Extracted data entries:
* Begin *

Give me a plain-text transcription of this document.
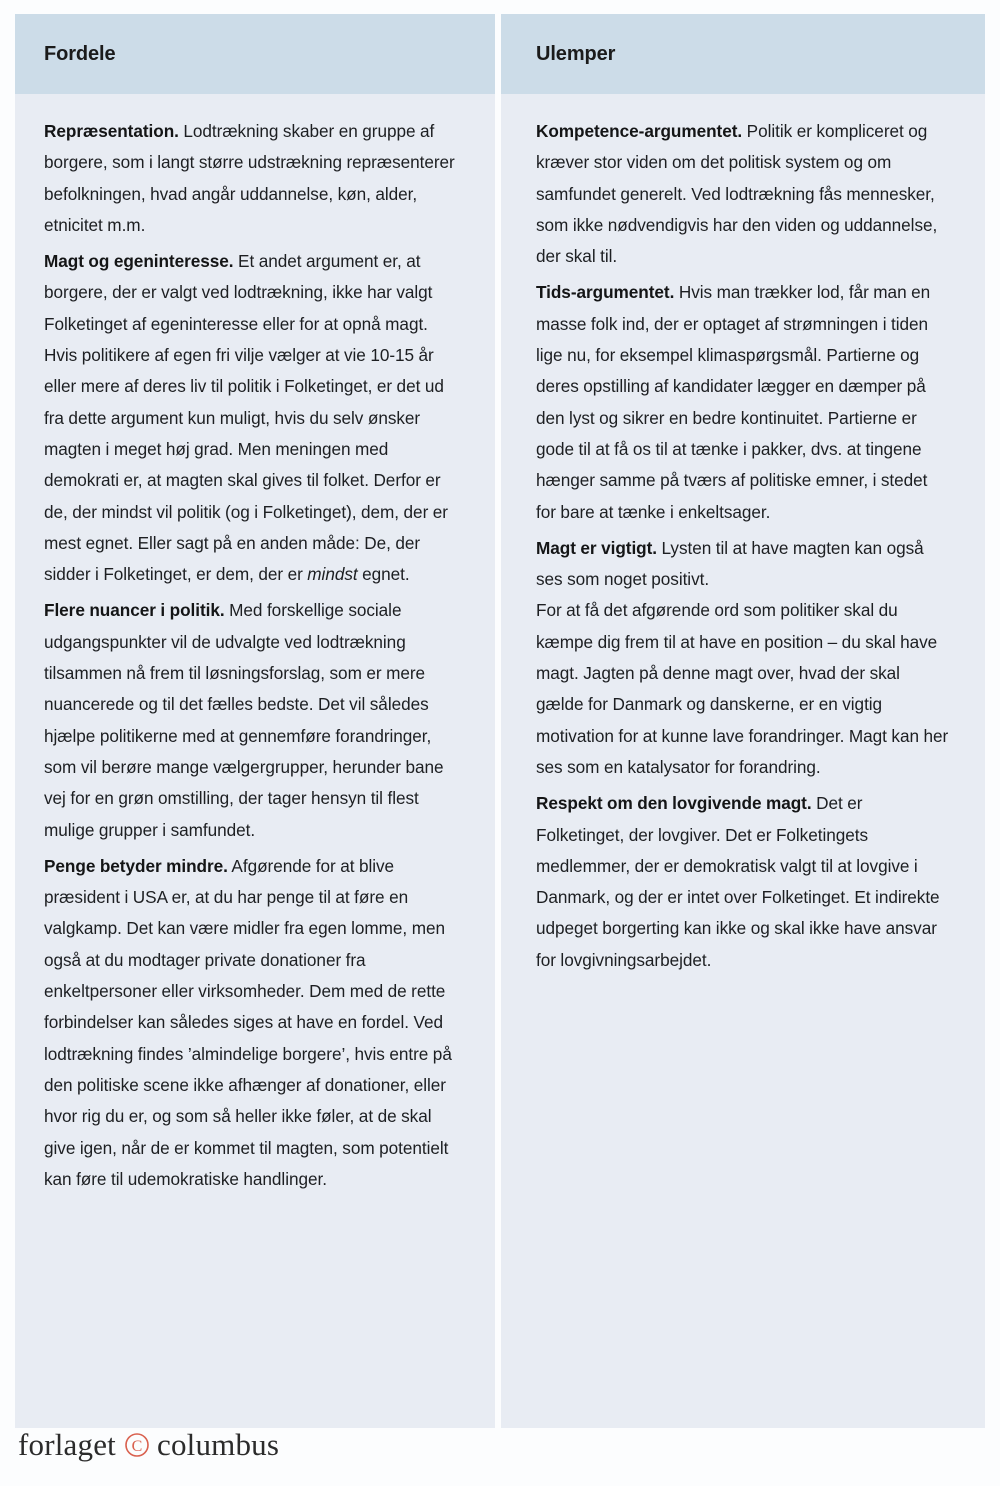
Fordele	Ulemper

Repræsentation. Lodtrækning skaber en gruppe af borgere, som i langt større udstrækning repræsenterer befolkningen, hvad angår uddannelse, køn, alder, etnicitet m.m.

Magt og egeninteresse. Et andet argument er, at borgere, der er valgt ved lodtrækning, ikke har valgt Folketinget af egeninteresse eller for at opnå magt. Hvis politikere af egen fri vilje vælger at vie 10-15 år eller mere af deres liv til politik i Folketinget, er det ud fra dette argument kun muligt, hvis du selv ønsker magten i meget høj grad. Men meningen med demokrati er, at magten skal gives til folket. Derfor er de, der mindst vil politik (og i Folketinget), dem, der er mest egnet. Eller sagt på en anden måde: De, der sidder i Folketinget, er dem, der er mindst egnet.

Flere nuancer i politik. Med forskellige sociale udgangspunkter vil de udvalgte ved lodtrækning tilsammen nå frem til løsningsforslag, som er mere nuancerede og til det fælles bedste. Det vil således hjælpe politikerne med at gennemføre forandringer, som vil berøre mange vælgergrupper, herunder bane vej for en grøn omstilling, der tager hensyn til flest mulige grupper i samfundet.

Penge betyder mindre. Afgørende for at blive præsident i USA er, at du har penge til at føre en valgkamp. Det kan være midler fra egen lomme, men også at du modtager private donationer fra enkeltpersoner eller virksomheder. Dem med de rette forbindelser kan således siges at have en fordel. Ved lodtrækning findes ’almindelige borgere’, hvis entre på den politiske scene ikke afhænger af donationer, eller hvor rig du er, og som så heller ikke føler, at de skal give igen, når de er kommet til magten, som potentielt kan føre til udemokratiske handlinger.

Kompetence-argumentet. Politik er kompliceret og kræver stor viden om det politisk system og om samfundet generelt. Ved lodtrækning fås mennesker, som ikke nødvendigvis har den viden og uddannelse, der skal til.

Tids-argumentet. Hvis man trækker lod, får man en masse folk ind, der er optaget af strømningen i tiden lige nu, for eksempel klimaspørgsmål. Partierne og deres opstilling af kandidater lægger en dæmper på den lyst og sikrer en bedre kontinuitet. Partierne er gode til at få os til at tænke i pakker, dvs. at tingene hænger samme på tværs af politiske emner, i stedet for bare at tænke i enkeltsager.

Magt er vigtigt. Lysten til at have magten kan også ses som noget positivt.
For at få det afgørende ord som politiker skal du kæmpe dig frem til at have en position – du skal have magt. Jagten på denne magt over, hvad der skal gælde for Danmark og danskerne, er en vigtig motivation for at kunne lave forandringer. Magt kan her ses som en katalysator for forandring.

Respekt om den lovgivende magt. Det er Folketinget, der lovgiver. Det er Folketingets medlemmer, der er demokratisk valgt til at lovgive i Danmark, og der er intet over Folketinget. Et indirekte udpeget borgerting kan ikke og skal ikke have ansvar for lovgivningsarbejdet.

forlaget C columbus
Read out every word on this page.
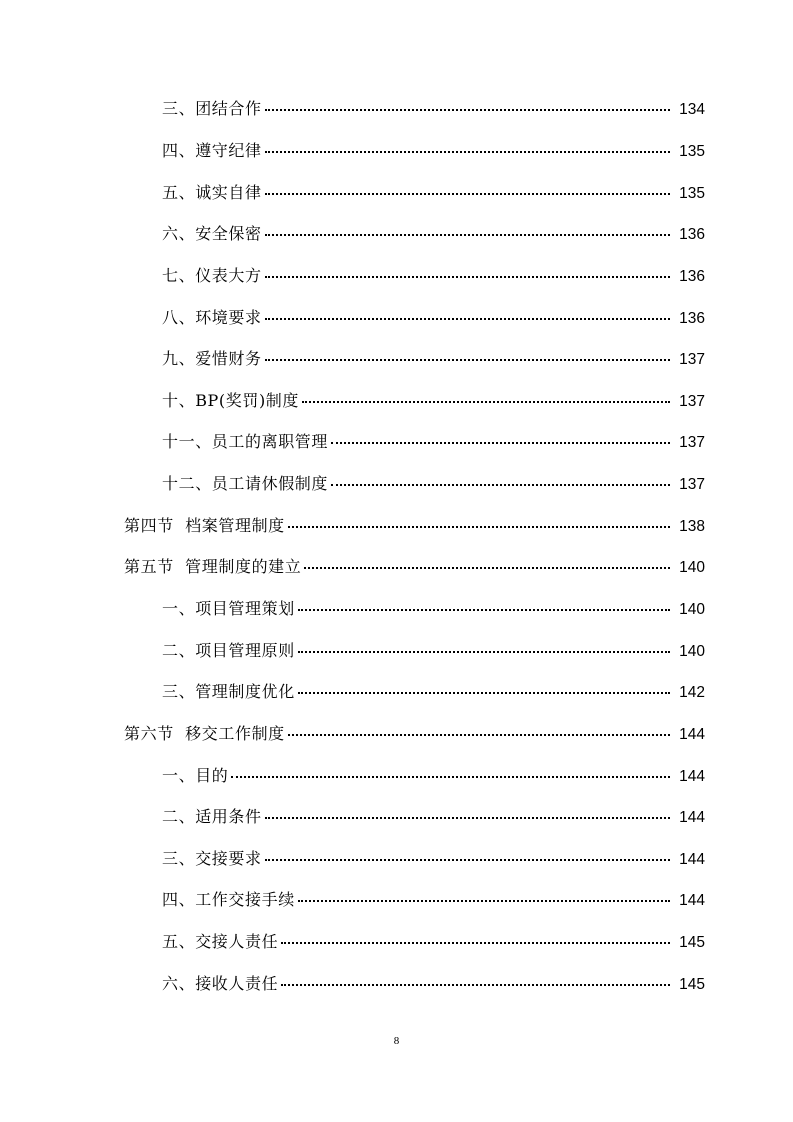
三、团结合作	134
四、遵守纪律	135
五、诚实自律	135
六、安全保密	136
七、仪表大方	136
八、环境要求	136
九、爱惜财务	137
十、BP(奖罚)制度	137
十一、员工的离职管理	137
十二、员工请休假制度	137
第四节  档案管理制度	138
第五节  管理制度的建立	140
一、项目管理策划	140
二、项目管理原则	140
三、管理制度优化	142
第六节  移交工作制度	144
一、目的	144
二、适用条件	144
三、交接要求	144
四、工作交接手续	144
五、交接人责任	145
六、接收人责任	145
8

* End *

EXERCISE DETAILS:
Print out every entry above without changing a word, and leave out the pictures.

RESULT OF THE TASK:
Give me a plain-text transcription of this document.
Fordele	Ulemper

Repræsentation. Lodtrækning skaber en gruppe af borgere, som i langt større udstrækning repræsenterer befolkningen, hvad angår uddannelse, køn, alder, etnicitet m.m.

Magt og egeninteresse. Et andet argument er, at borgere, der er valgt ved lodtrækning, ikke har valgt Folketinget af egeninteresse eller for at opnå magt. Hvis politikere af egen fri vilje vælger at vie 10-15 år eller mere af deres liv til politik i Folketinget, er det ud fra dette argument kun muligt, hvis du selv ønsker magten i meget høj grad. Men meningen med demokrati er, at magten skal gives til folket. Derfor er de, der mindst vil politik (og i Folketinget), dem, der er mest egnet. Eller sagt på en anden måde: De, der sidder i Folketinget, er dem, der er mindst egnet.

Flere nuancer i politik. Med forskellige sociale udgangspunkter vil de udvalgte ved lodtrækning tilsammen nå frem til løsningsforslag, som er mere nuancerede og til det fælles bedste. Det vil således hjælpe politikerne med at gennemføre forandringer, som vil berøre mange vælgergrupper, herunder bane vej for en grøn omstilling, der tager hensyn til flest mulige grupper i samfundet.

Penge betyder mindre. Afgørende for at blive præsident i USA er, at du har penge til at føre en valgkamp. Det kan være midler fra egen lomme, men også at du modtager private donationer fra enkeltpersoner eller virksomheder. Dem med de rette forbindelser kan således siges at have en fordel. Ved lodtrækning findes ’almindelige borgere’, hvis entre på den politiske scene ikke afhænger af donationer, eller hvor rig du er, og som så heller ikke føler, at de skal give igen, når de er kommet til magten, som potentielt kan føre til udemokratiske handlinger.

Kompetence-argumentet. Politik er kompliceret og kræver stor viden om det politisk system og om samfundet generelt. Ved lodtrækning fås mennesker, som ikke nødvendigvis har den viden og uddannelse, der skal til.

Tids-argumentet. Hvis man trækker lod, får man en masse folk ind, der er optaget af strømningen i tiden lige nu, for eksempel klimaspørgsmål. Partierne og deres opstilling af kandidater lægger en dæmper på den lyst og sikrer en bedre kontinuitet. Partierne er gode til at få os til at tænke i pakker, dvs. at tingene hænger samme på tværs af politiske emner, i stedet for bare at tænke i enkeltsager.

Magt er vigtigt. Lysten til at have magten kan også ses som noget positivt.
For at få det afgørende ord som politiker skal du kæmpe dig frem til at have en position – du skal have magt. Jagten på denne magt over, hvad der skal gælde for Danmark og danskerne, er en vigtig motivation for at kunne lave forandringer. Magt kan her ses som en katalysator for forandring.

Respekt om den lovgivende magt. Det er Folketinget, der lovgiver. Det er Folketingets medlemmer, der er demokratisk valgt til at lovgive i Danmark, og der er intet over Folketinget. Et indirekte udpeget borgerting kan ikke og skal ikke have ansvar for lovgivningsarbejdet.

forlaget C columbus
Read out every word on this page.
三、团结合作	134
四、遵守纪律	135
五、诚实自律	135
六、安全保密	136
七、仪表大方	136
八、环境要求	136
九、爱惜财务	137
十、BP(奖罚)制度	137
十一、员工的离职管理	137
十二、员工请休假制度	137
第四节  档案管理制度	138
第五节  管理制度的建立	140
一、项目管理策划	140
二、项目管理原则	140
三、管理制度优化	142
第六节  移交工作制度	144
一、目的	144
二、适用条件	144
三、交接要求	144
四、工作交接手续	144
五、交接人责任	145
六、接收人责任	145
8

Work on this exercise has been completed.